### TASK STATEMENT
Word for word, repeat the lines of the records from the one containing "Convert this document image to plain text." through the last line, both included.

* BEGIN *

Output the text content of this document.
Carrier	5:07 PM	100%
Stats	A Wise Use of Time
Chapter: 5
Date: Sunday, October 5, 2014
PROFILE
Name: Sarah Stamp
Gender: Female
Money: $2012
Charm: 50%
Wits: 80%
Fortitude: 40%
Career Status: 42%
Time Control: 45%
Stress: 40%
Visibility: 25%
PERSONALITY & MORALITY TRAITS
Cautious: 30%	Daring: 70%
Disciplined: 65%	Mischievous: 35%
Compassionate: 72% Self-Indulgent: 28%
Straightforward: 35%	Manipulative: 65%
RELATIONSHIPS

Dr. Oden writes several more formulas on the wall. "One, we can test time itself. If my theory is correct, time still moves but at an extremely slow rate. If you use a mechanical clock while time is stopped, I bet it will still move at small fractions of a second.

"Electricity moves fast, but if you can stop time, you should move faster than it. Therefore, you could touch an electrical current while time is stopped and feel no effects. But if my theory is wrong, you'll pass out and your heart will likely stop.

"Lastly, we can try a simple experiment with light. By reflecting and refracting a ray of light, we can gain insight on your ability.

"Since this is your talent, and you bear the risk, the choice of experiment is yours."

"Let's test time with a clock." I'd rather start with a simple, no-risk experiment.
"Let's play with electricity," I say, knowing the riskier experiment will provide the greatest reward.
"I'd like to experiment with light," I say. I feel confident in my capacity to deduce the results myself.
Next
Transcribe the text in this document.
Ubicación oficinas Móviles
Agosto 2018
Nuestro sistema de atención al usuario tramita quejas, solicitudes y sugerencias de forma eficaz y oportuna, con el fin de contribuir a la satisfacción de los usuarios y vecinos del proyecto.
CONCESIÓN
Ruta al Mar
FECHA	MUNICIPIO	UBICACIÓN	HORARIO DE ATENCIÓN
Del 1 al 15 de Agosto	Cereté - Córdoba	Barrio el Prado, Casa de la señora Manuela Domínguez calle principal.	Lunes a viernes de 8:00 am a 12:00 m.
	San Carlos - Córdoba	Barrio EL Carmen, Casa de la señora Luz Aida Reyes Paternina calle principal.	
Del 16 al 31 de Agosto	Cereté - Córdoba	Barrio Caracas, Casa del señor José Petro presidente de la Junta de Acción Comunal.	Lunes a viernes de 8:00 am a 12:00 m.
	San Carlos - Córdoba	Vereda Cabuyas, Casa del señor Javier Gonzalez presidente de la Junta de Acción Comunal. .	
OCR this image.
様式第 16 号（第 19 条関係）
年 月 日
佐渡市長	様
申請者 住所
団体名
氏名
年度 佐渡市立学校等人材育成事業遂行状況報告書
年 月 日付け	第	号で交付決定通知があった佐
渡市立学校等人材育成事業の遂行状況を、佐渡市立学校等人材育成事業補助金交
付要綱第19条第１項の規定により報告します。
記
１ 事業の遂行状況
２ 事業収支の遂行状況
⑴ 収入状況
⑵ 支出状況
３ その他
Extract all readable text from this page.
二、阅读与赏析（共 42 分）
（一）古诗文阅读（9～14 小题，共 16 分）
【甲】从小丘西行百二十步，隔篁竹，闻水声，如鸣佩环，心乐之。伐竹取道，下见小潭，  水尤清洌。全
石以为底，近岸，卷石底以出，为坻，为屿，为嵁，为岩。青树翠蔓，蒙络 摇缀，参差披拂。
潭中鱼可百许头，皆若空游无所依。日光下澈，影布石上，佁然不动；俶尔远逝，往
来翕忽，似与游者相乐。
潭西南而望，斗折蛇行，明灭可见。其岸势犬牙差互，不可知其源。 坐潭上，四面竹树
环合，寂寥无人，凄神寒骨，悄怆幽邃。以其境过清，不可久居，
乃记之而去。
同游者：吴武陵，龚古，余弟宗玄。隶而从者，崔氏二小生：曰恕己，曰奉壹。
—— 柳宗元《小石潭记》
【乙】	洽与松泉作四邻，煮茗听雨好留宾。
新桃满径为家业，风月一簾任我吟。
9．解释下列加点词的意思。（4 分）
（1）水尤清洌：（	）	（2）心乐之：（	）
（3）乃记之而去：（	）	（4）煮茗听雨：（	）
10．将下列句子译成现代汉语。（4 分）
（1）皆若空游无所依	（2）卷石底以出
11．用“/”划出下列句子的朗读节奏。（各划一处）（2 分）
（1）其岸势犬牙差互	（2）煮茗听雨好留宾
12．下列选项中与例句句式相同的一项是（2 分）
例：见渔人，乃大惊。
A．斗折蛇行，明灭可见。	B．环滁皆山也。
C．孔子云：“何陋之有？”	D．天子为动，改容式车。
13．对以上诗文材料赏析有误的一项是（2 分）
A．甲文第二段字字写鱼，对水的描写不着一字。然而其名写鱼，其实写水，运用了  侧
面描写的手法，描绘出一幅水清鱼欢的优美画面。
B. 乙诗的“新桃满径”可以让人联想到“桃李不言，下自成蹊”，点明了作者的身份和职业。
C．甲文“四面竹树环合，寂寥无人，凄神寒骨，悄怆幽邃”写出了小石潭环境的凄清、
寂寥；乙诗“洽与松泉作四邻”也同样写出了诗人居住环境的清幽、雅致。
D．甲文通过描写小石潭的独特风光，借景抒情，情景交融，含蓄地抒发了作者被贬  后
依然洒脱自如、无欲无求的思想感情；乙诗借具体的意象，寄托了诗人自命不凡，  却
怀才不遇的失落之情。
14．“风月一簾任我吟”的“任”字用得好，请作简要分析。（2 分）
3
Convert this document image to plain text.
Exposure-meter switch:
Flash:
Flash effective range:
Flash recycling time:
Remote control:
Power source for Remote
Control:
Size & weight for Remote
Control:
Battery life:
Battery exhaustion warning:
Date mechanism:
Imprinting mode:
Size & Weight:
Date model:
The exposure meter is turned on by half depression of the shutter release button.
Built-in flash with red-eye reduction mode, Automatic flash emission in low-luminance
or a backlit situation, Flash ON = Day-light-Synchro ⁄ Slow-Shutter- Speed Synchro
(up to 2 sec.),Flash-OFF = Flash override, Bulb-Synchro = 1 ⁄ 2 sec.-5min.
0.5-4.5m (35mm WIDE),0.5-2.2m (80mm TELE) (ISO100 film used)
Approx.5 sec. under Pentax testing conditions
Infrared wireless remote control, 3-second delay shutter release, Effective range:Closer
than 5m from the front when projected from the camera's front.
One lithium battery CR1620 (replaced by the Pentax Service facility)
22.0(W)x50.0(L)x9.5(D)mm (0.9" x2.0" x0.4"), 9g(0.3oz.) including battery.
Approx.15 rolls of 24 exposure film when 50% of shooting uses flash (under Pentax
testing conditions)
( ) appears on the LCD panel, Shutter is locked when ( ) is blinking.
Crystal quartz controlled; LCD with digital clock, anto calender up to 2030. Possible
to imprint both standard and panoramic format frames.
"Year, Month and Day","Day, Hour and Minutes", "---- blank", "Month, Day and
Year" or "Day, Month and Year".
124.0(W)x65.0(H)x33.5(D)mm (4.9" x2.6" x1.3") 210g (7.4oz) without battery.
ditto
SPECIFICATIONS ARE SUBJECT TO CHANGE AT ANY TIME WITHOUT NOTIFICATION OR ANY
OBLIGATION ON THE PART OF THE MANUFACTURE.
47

* END *

### REPLY TO THE EXERCISE
Convert this document image to plain text.
Exposure-meter switch:
Flash:
Flash effective range:
Flash recycling time:
Remote control:
Power source for Remote
Control:
Size & weight for Remote
Control:
Battery life:
Battery exhaustion warning:
Date mechanism:
Imprinting mode:
Size & Weight:
Date model:
The exposure meter is turned on by half depression of the shutter release button.
Built-in flash with red-eye reduction mode, Automatic flash emission in low-luminance
or a backlit situation, Flash ON = Day-light-Synchro ⁄ Slow-Shutter- Speed Synchro
(up to 2 sec.),Flash-OFF = Flash override, Bulb-Synchro = 1 ⁄ 2 sec.-5min.
0.5-4.5m (35mm WIDE),0.5-2.2m (80mm TELE) (ISO100 film used)
Approx.5 sec. under Pentax testing conditions
Infrared wireless remote control, 3-second delay shutter release, Effective range:Closer
than 5m from the front when projected from the camera's front.
One lithium battery CR1620 (replaced by the Pentax Service facility)
22.0(W)x50.0(L)x9.5(D)mm (0.9" x2.0" x0.4"), 9g(0.3oz.) including battery.
Approx.15 rolls of 24 exposure film when 50% of shooting uses flash (under Pentax
testing conditions)
( ) appears on the LCD panel, Shutter is locked when ( ) is blinking.
Crystal quartz controlled; LCD with digital clock, anto calender up to 2030. Possible
to imprint both standard and panoramic format frames.
"Year, Month and Day","Day, Hour and Minutes", "---- blank", "Month, Day and
Year" or "Day, Month and Year".
124.0(W)x65.0(H)x33.5(D)mm (4.9" x2.6" x1.3") 210g (7.4oz) without battery.
ditto
SPECIFICATIONS ARE SUBJECT TO CHANGE AT ANY TIME WITHOUT NOTIFICATION OR ANY
OBLIGATION ON THE PART OF THE MANUFACTURE.
47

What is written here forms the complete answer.